- **WHAT YOU SHOULD DO**
Using the records provided below, locate and copy each line that contains the word "המדרש".

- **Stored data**
◆ ◆ ◆

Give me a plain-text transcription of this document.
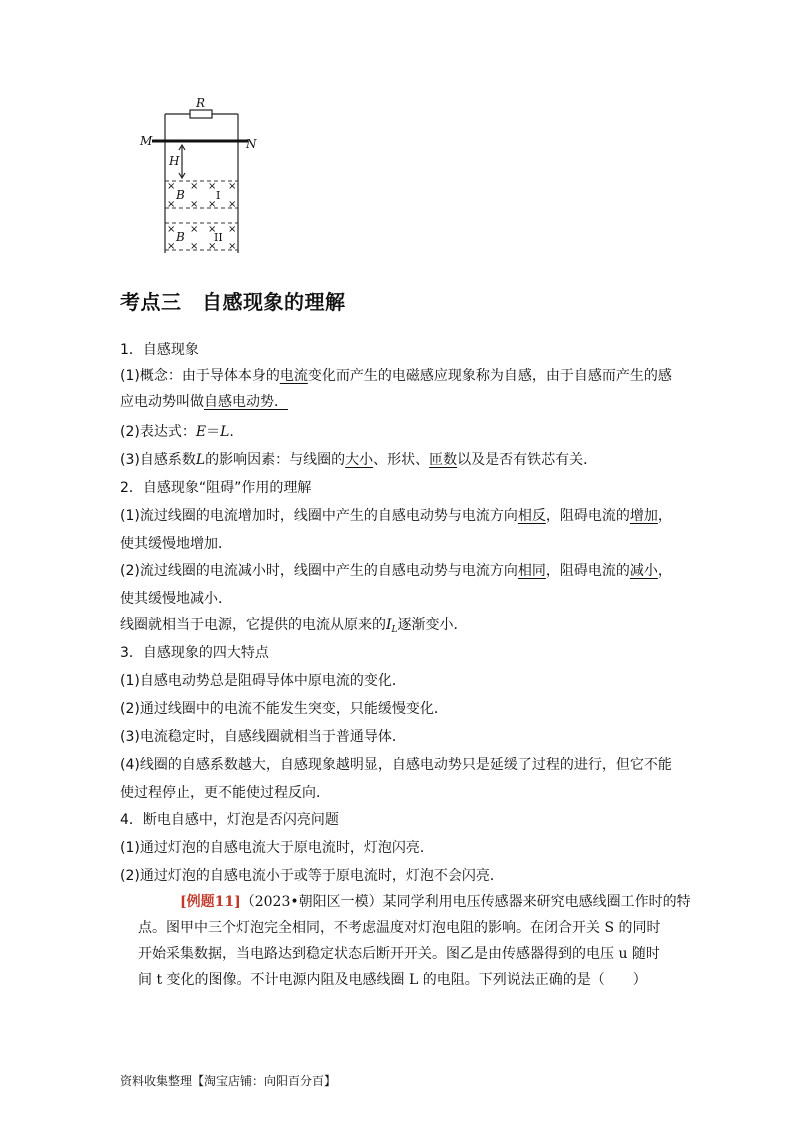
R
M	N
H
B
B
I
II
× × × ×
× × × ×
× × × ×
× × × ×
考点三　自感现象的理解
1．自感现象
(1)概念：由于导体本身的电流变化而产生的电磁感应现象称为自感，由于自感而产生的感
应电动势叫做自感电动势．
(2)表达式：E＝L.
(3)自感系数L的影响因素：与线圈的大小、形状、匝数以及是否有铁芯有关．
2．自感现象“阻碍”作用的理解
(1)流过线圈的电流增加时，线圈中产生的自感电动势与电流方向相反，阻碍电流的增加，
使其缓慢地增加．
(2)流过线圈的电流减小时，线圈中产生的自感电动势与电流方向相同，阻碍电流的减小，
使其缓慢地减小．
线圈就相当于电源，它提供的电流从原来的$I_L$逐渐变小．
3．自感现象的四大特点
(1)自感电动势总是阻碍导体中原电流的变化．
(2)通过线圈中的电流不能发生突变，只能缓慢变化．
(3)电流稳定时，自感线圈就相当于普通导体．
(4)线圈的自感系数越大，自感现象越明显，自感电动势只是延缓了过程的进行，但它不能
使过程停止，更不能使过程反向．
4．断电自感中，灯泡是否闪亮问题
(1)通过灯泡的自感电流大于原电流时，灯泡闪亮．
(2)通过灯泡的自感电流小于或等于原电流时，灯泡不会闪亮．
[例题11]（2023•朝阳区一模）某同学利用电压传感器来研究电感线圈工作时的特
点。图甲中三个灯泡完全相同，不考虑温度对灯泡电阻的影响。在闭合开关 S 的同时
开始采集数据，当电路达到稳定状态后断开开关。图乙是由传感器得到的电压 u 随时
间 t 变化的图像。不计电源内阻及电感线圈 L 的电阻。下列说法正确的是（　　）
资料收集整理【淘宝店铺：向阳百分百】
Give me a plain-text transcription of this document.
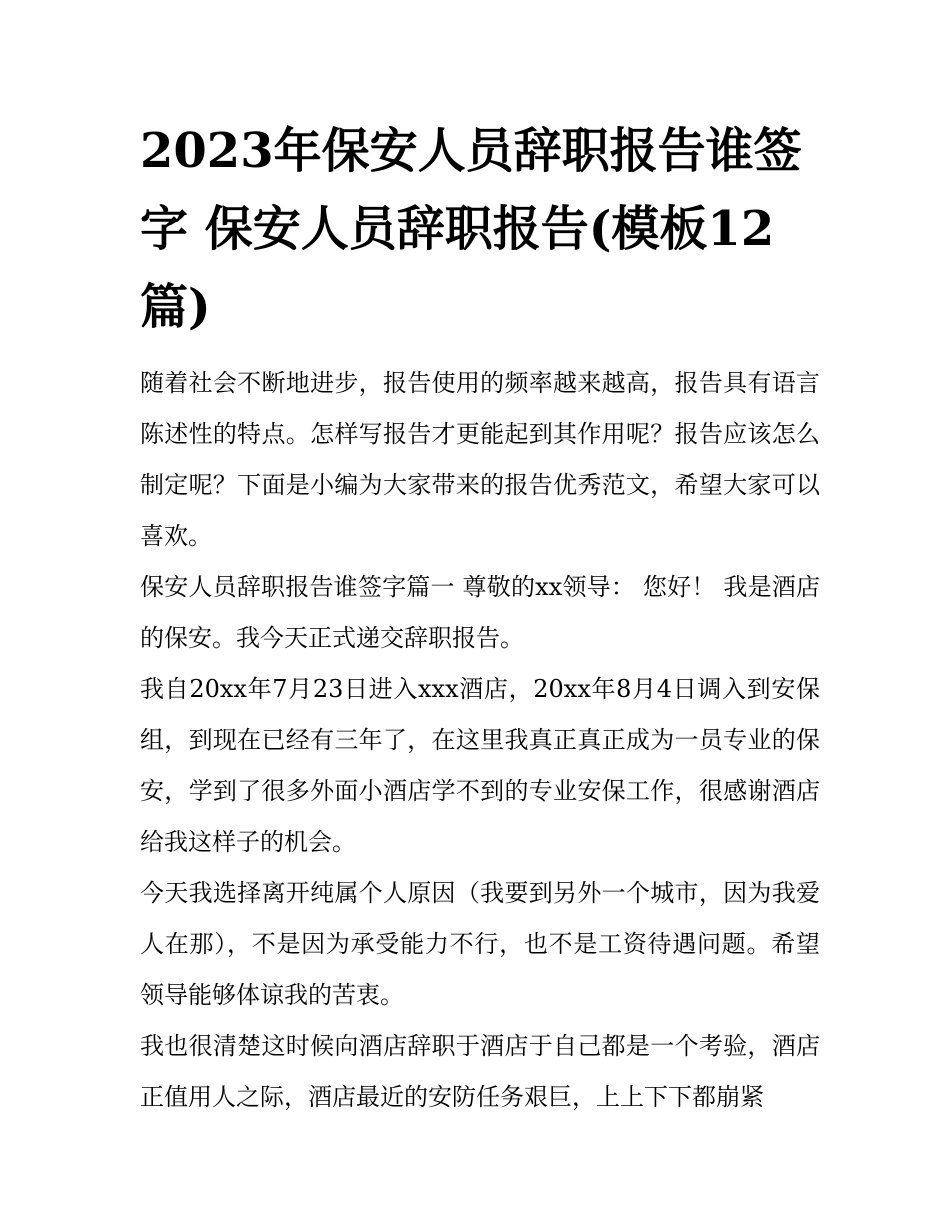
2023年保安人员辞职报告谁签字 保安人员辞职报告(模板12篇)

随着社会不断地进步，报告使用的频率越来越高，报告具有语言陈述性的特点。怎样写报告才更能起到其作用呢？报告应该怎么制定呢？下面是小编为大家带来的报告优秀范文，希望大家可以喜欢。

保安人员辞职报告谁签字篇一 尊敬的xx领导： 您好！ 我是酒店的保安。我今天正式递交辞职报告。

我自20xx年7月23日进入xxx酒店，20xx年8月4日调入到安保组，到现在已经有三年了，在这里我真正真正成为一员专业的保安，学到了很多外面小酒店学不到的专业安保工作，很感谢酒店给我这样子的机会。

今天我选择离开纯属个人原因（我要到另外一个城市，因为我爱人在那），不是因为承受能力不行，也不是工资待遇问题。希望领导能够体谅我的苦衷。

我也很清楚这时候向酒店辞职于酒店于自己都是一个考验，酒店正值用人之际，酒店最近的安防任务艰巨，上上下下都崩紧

◆ ◆ ◆

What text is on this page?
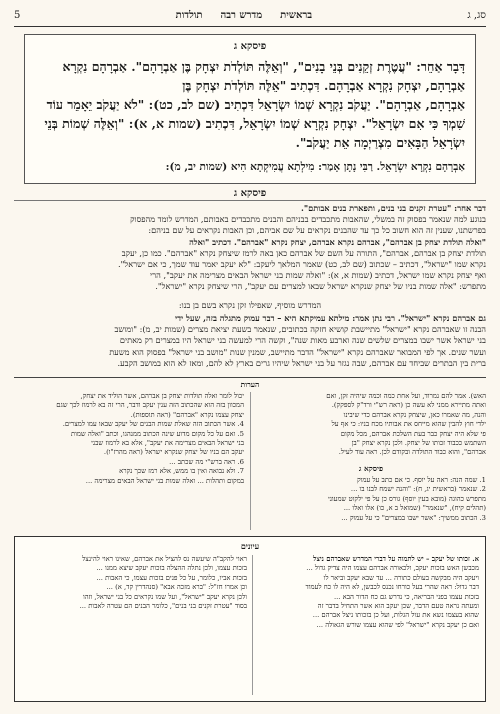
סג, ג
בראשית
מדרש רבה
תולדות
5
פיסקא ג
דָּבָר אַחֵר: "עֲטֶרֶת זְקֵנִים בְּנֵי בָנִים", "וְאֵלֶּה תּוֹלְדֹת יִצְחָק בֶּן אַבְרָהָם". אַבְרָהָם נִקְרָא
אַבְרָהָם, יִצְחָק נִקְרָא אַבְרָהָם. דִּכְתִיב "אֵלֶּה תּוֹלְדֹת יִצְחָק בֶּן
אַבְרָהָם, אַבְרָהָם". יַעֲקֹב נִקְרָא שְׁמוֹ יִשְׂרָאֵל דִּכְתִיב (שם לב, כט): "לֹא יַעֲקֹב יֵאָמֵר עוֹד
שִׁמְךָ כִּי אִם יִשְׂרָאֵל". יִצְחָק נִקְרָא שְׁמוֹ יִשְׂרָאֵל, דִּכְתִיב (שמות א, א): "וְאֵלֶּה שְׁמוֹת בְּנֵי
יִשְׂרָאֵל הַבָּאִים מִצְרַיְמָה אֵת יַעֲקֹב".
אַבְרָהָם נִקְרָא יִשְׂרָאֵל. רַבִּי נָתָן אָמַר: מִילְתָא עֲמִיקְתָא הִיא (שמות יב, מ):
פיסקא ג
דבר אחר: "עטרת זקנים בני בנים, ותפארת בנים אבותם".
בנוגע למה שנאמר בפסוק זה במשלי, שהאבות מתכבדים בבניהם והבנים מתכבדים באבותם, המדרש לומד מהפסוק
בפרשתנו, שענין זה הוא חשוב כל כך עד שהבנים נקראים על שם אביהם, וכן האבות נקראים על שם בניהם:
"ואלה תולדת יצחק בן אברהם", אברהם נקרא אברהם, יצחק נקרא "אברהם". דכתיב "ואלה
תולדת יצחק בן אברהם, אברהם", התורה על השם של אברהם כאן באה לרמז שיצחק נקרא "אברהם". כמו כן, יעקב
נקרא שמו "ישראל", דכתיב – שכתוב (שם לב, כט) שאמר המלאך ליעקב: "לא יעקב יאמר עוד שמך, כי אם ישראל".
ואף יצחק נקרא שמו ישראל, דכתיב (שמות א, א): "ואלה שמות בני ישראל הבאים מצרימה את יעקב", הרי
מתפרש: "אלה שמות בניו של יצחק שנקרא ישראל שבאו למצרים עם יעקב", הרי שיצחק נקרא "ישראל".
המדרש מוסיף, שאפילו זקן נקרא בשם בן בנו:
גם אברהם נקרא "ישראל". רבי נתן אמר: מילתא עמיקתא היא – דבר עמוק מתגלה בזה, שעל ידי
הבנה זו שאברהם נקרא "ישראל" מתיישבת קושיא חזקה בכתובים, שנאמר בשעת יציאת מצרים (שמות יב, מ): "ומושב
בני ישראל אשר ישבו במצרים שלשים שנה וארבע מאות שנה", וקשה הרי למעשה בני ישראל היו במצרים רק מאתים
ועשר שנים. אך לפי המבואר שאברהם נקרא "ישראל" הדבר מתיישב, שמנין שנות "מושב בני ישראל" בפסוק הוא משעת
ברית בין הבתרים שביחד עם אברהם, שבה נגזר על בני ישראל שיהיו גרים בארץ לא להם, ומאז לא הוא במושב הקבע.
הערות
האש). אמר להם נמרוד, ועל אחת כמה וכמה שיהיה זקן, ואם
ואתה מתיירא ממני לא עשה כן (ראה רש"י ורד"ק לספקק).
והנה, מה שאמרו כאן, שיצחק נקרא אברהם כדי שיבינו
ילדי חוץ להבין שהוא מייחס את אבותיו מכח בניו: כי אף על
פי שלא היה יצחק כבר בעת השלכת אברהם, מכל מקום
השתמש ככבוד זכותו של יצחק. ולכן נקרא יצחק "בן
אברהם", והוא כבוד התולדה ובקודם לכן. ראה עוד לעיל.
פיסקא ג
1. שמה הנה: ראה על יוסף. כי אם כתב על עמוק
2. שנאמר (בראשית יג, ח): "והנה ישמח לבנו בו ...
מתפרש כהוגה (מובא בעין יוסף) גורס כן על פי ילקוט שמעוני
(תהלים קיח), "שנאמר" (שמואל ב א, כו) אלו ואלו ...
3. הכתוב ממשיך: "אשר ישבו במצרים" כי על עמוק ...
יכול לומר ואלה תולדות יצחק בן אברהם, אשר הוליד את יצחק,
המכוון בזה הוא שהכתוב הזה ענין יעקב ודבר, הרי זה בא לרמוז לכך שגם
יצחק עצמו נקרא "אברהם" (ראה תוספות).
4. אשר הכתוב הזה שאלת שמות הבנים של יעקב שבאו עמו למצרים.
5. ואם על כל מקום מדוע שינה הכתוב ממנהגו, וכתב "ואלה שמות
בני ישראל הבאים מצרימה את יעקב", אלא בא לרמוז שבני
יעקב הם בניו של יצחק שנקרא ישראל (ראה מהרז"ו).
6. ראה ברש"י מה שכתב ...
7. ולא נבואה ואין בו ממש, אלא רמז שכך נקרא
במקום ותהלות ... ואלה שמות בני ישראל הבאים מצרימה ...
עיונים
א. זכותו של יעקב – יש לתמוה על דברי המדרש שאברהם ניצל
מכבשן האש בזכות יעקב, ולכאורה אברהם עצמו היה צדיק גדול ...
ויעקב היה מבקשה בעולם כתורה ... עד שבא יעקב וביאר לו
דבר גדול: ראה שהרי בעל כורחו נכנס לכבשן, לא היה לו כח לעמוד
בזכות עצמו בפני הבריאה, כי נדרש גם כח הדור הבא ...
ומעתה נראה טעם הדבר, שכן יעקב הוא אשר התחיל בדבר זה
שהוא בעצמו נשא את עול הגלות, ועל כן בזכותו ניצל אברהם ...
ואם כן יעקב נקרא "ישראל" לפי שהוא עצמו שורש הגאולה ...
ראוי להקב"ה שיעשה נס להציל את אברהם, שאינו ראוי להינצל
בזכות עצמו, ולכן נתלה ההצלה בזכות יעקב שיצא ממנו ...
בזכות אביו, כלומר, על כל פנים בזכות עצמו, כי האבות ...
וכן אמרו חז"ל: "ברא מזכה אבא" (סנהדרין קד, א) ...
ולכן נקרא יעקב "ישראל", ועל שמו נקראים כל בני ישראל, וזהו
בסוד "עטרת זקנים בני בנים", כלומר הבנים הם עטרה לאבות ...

◆ ◆ ◆

- **ANSWER TO THE PROBLEM**
בנוגע למה שנאמר בפסוק זה במשלי, שהאבות מתכבדים בבניהם והבנים מתכבדים באבותם, המדרש לומד מהפסוק
המדרש מוסיף, שאפילו זקן נקרא בשם בן בנו:
א. זכותו של יעקב – יש לתמוה על דברי המדרש שאברהם ניצל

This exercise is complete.